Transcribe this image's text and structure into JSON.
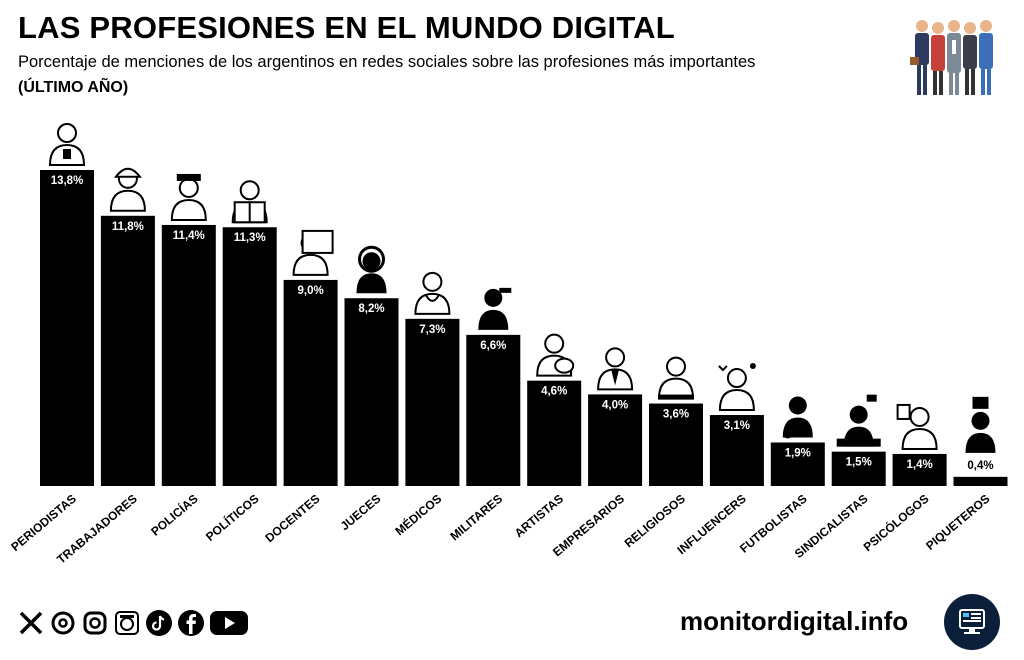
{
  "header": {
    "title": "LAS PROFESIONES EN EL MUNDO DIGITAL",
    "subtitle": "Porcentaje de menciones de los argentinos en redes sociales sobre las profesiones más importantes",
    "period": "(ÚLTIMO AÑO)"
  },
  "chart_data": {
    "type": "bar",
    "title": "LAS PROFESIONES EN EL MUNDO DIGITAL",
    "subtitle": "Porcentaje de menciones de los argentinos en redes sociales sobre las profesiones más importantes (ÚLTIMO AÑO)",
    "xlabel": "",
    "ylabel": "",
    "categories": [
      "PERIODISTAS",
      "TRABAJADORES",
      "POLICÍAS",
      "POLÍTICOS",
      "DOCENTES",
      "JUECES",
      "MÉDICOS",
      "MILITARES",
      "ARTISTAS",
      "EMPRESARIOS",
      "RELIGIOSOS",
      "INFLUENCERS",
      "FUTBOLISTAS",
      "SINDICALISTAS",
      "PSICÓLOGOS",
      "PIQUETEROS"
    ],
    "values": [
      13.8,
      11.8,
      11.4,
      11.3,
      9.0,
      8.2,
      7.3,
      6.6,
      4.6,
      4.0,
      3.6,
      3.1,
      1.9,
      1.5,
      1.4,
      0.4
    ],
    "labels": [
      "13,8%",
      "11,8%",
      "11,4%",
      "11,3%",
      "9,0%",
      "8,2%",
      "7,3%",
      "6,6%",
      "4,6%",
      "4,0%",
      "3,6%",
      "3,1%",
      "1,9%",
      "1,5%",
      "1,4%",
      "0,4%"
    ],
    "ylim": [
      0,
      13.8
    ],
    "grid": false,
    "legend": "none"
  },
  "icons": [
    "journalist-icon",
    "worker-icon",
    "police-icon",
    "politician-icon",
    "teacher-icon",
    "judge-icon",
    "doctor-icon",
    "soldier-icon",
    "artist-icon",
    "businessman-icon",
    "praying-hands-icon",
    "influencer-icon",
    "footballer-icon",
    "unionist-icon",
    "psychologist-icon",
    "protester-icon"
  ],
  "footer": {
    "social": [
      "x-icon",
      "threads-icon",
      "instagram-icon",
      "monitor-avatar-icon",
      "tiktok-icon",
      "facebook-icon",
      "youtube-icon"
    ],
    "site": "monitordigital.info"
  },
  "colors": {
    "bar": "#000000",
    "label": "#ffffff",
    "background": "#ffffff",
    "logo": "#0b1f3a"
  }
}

★ ★ ★

Each line containing the word "sobre" counts once; report the total alone.

Result of this exercise:
2